**DATASET**
##############################

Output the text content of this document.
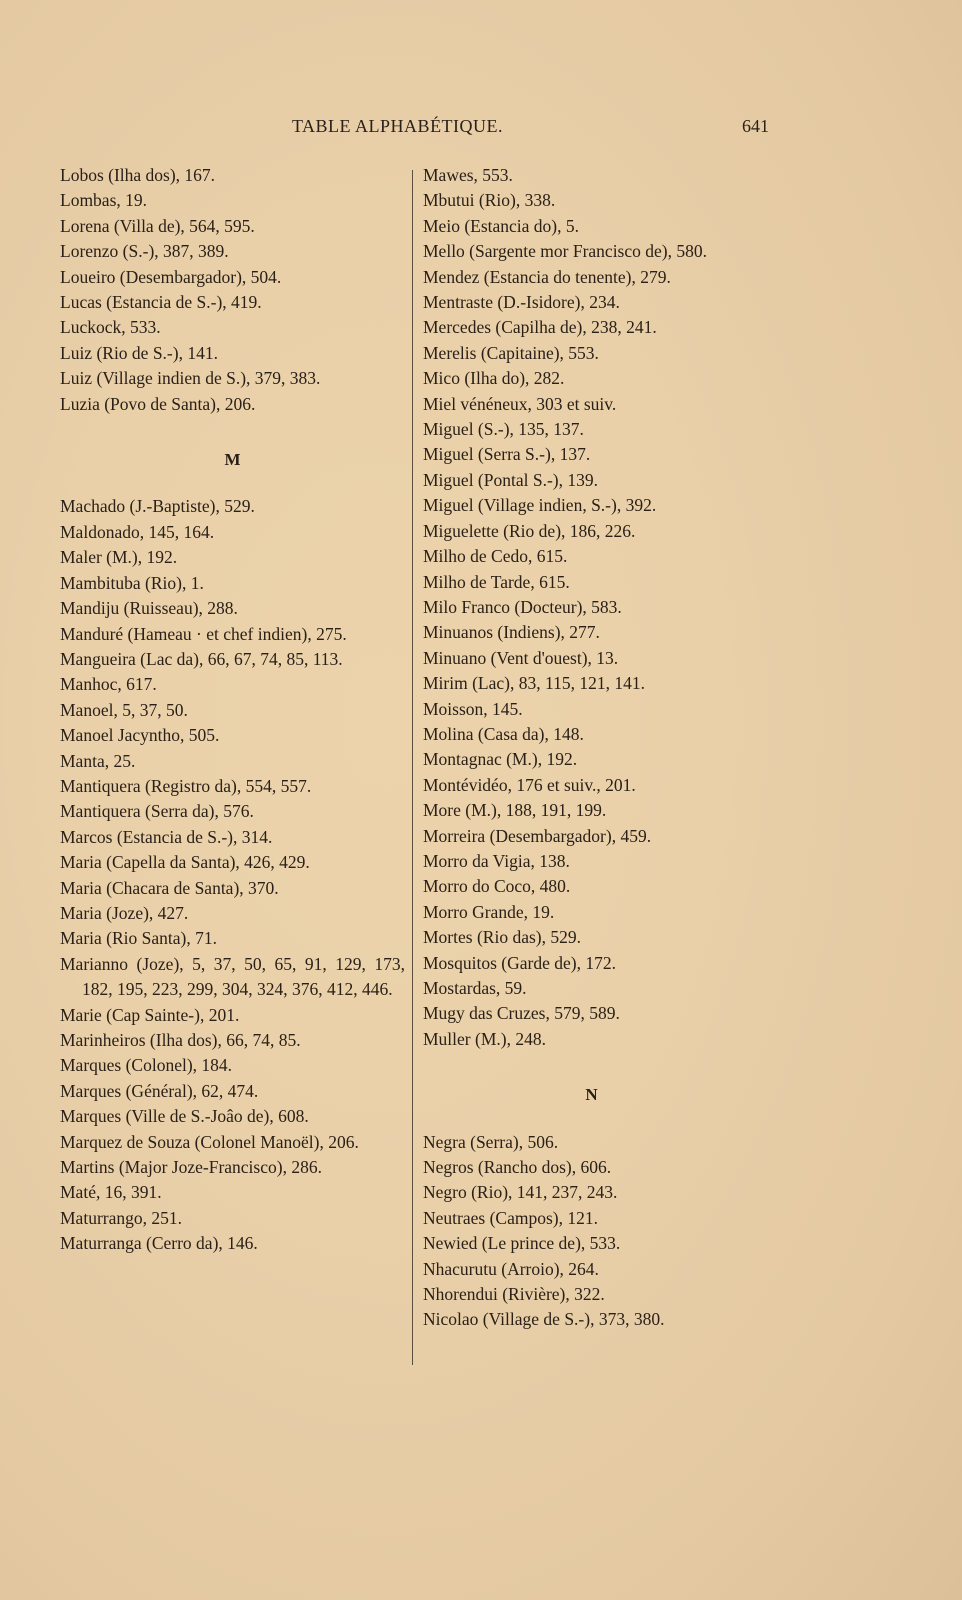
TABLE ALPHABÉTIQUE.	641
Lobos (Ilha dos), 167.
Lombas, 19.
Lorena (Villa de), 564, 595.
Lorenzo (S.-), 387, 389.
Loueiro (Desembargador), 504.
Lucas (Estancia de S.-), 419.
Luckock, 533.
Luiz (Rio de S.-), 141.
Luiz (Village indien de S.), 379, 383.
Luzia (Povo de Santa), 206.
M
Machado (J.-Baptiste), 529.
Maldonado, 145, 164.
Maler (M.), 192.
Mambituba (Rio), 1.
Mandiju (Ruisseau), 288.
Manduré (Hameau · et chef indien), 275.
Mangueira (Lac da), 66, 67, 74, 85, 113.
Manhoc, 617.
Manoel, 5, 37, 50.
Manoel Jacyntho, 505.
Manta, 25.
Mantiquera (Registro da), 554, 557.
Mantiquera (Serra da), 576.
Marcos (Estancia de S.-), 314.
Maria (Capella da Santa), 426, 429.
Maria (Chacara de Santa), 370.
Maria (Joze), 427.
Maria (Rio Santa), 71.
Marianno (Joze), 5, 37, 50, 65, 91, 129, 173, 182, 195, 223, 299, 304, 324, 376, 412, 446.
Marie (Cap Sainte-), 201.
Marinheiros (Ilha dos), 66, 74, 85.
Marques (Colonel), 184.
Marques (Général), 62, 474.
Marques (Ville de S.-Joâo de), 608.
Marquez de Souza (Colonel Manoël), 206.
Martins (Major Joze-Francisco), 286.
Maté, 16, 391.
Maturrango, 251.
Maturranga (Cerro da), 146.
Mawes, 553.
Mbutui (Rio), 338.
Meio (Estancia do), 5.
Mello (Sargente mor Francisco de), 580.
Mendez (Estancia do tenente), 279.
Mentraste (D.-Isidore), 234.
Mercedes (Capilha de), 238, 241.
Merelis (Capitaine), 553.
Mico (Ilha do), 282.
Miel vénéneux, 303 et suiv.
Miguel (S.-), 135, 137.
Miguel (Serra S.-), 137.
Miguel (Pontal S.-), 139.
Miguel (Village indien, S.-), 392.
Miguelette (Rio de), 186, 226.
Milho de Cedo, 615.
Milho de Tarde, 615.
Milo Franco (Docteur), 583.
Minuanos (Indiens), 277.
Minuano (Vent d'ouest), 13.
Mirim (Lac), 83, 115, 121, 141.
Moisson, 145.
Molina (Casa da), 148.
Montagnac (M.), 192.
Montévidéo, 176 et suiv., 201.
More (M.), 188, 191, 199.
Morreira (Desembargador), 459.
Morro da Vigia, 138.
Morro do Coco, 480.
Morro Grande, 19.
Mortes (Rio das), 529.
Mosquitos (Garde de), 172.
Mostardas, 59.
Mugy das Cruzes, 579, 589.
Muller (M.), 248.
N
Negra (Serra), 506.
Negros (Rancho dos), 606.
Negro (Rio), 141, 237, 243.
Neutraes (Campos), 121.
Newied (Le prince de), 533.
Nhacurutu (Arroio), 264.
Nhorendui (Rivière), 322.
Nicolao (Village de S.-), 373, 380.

##############################

**WHAT YOU SHOULD DO**
Extract all lines that hold the word "Francisco".

**EXERCISE RESULT**
Martins (Major Joze-Francisco), 286.
Mello (Sargente mor Francisco de), 580.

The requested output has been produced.